Dataset entries on figures:
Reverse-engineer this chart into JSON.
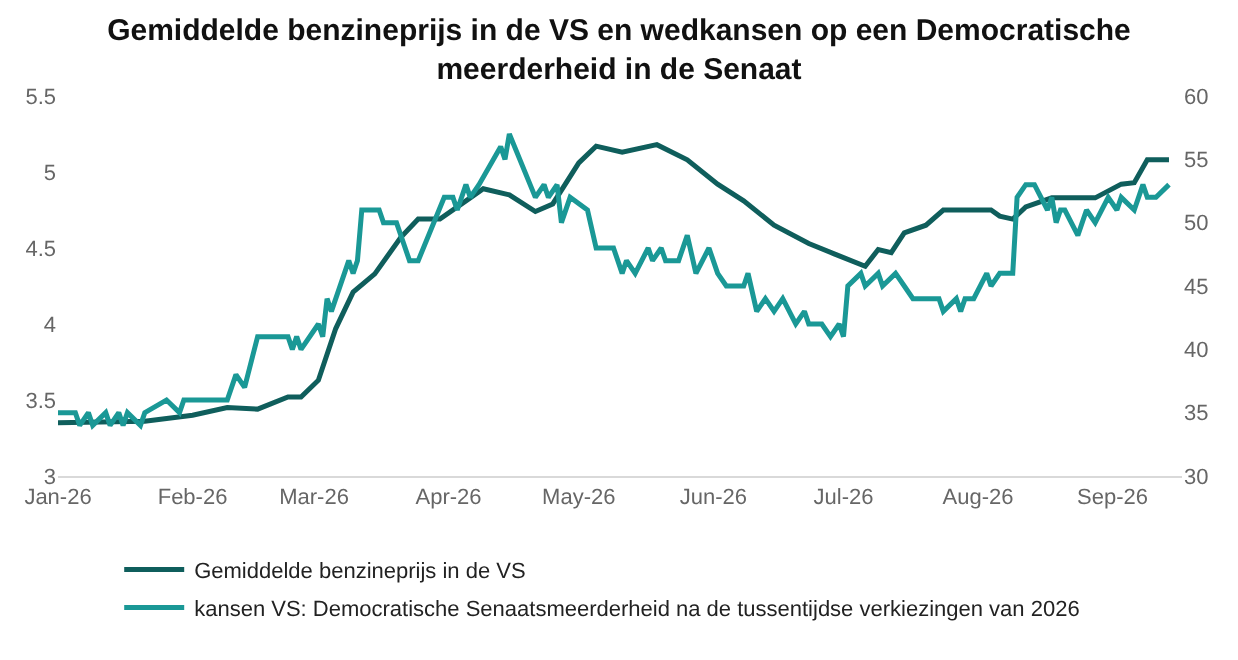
{
  "chart_data": {
    "type": "line",
    "title": "Gemiddelde benzineprijs in de VS en wedkansen op een Democratische meerderheid in de Senaat",
    "xlim": [
      "2026-01-01",
      "2026-09-17"
    ],
    "xticks": [
      {
        "value": "2026-01-01",
        "label": "Jan-26"
      },
      {
        "value": "2026-02-01",
        "label": "Feb-26"
      },
      {
        "value": "2026-03-01",
        "label": "Mar-26"
      },
      {
        "value": "2026-04-01",
        "label": "Apr-26"
      },
      {
        "value": "2026-05-01",
        "label": "May-26"
      },
      {
        "value": "2026-06-01",
        "label": "Jun-26"
      },
      {
        "value": "2026-07-01",
        "label": "Jul-26"
      },
      {
        "value": "2026-08-01",
        "label": "Aug-26"
      },
      {
        "value": "2026-09-01",
        "label": "Sep-26"
      }
    ],
    "ylim": [
      3,
      5.5
    ],
    "yticks": [
      3,
      3.5,
      4,
      4.5,
      5,
      5.5
    ],
    "y2lim": [
      30,
      60
    ],
    "y2ticks": [
      30,
      35,
      40,
      45,
      50,
      55,
      60
    ],
    "legend": "bottom",
    "marker": "none",
    "line_style": "solid",
    "series": [
      {
        "name": "Gemiddelde benzineprijs in de VS",
        "color": "#0f5e5c",
        "x": [
          "2026-01-01",
          "2026-01-21",
          "2026-02-01",
          "2026-02-09",
          "2026-02-16",
          "2026-02-23",
          "2026-02-26",
          "2026-03-02",
          "2026-03-06",
          "2026-03-10",
          "2026-03-15",
          "2026-03-21",
          "2026-03-25",
          "2026-03-30",
          "2026-04-05",
          "2026-04-09",
          "2026-04-15",
          "2026-04-21",
          "2026-04-25",
          "2026-05-01",
          "2026-05-05",
          "2026-05-11",
          "2026-05-19",
          "2026-05-26",
          "2026-06-02",
          "2026-06-08",
          "2026-06-15",
          "2026-06-23",
          "2026-06-29",
          "2026-07-06",
          "2026-07-09",
          "2026-07-12",
          "2026-07-15",
          "2026-07-20",
          "2026-07-24",
          "2026-07-30",
          "2026-08-04",
          "2026-08-06",
          "2026-08-09",
          "2026-08-12",
          "2026-08-18",
          "2026-08-28",
          "2026-09-03",
          "2026-09-06",
          "2026-09-09",
          "2026-09-14"
        ],
        "values": [
          3.35,
          3.36,
          3.4,
          3.45,
          3.44,
          3.52,
          3.52,
          3.63,
          3.97,
          4.21,
          4.33,
          4.57,
          4.69,
          4.69,
          4.81,
          4.89,
          4.85,
          4.74,
          4.79,
          5.06,
          5.17,
          5.13,
          5.18,
          5.08,
          4.92,
          4.81,
          4.65,
          4.53,
          4.46,
          4.38,
          4.49,
          4.47,
          4.6,
          4.65,
          4.75,
          4.75,
          4.75,
          4.71,
          4.69,
          4.77,
          4.83,
          4.83,
          4.92,
          4.93,
          5.08,
          5.08
        ]
      },
      {
        "name": "kansen VS: Democratische Senaatsmeerderheid na de tussentijdse verkiezingen van 2026",
        "color": "#1a9896",
        "axis": "y2",
        "x": [
          "2026-01-01",
          "2026-01-05",
          "2026-01-06",
          "2026-01-08",
          "2026-01-09",
          "2026-01-12",
          "2026-01-13",
          "2026-01-15",
          "2026-01-16",
          "2026-01-17",
          "2026-01-20",
          "2026-01-21",
          "2026-01-26",
          "2026-01-29",
          "2026-01-30",
          "2026-02-09",
          "2026-02-11",
          "2026-02-13",
          "2026-02-16",
          "2026-02-23",
          "2026-02-24",
          "2026-02-25",
          "2026-02-26",
          "2026-03-02",
          "2026-03-03",
          "2026-03-04",
          "2026-03-05",
          "2026-03-09",
          "2026-03-10",
          "2026-03-11",
          "2026-03-12",
          "2026-03-16",
          "2026-03-17",
          "2026-03-20",
          "2026-03-23",
          "2026-03-25",
          "2026-03-31",
          "2026-04-02",
          "2026-04-03",
          "2026-04-05",
          "2026-04-06",
          "2026-04-08",
          "2026-04-13",
          "2026-04-14",
          "2026-04-15",
          "2026-04-21",
          "2026-04-23",
          "2026-04-24",
          "2026-04-26",
          "2026-04-27",
          "2026-04-29",
          "2026-05-03",
          "2026-05-05",
          "2026-05-09",
          "2026-05-11",
          "2026-05-12",
          "2026-05-14",
          "2026-05-17",
          "2026-05-18",
          "2026-05-20",
          "2026-05-21",
          "2026-05-24",
          "2026-05-26",
          "2026-05-28",
          "2026-05-31",
          "2026-06-02",
          "2026-06-04",
          "2026-06-08",
          "2026-06-09",
          "2026-06-11",
          "2026-06-13",
          "2026-06-15",
          "2026-06-17",
          "2026-06-20",
          "2026-06-22",
          "2026-06-23",
          "2026-06-26",
          "2026-06-28",
          "2026-06-30",
          "2026-07-01",
          "2026-07-02",
          "2026-07-05",
          "2026-07-06",
          "2026-07-09",
          "2026-07-10",
          "2026-07-13",
          "2026-07-15",
          "2026-07-17",
          "2026-07-23",
          "2026-07-24",
          "2026-07-27",
          "2026-07-28",
          "2026-07-29",
          "2026-07-31",
          "2026-08-03",
          "2026-08-04",
          "2026-08-06",
          "2026-08-09",
          "2026-08-10",
          "2026-08-12",
          "2026-08-14",
          "2026-08-17",
          "2026-08-18",
          "2026-08-19",
          "2026-08-20",
          "2026-08-21",
          "2026-08-24",
          "2026-08-26",
          "2026-08-28",
          "2026-08-31",
          "2026-09-02",
          "2026-09-03",
          "2026-09-06",
          "2026-09-08",
          "2026-09-09",
          "2026-09-11",
          "2026-09-14"
        ],
        "values": [
          35,
          35,
          34,
          35,
          34,
          35,
          34,
          35,
          34,
          35,
          34,
          35,
          36,
          35,
          36,
          36,
          38,
          37,
          41,
          41,
          40,
          41,
          40,
          42,
          41,
          44,
          43,
          47,
          46,
          47,
          51,
          51,
          50,
          50,
          47,
          47,
          52,
          52,
          51,
          53,
          52,
          53,
          56,
          55,
          57,
          52,
          53,
          52,
          53,
          50,
          52,
          51,
          48,
          48,
          46,
          47,
          46,
          48,
          47,
          48,
          47,
          47,
          49,
          46,
          48,
          46,
          45,
          45,
          46,
          43,
          44,
          43,
          44,
          42,
          43,
          42,
          42,
          41,
          42,
          41,
          45,
          46,
          45,
          46,
          45,
          46,
          45,
          44,
          44,
          43,
          44,
          43,
          44,
          44,
          46,
          45,
          46,
          46,
          52,
          53,
          53,
          51,
          52,
          50,
          51,
          51,
          49,
          51,
          50,
          52,
          51,
          52,
          51,
          53,
          52,
          52,
          53
        ]
      }
    ]
  }
}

Set exercise
Copy out every line holding the string "Democratische".

Response to this task
    "title": "Gemiddelde benzineprijs in de VS en wedkansen op een Democratische meerderheid in de Senaat",
        "name": "kansen VS: Democratische Senaatsmeerderheid na de tussentijdse verkiezingen van 2026",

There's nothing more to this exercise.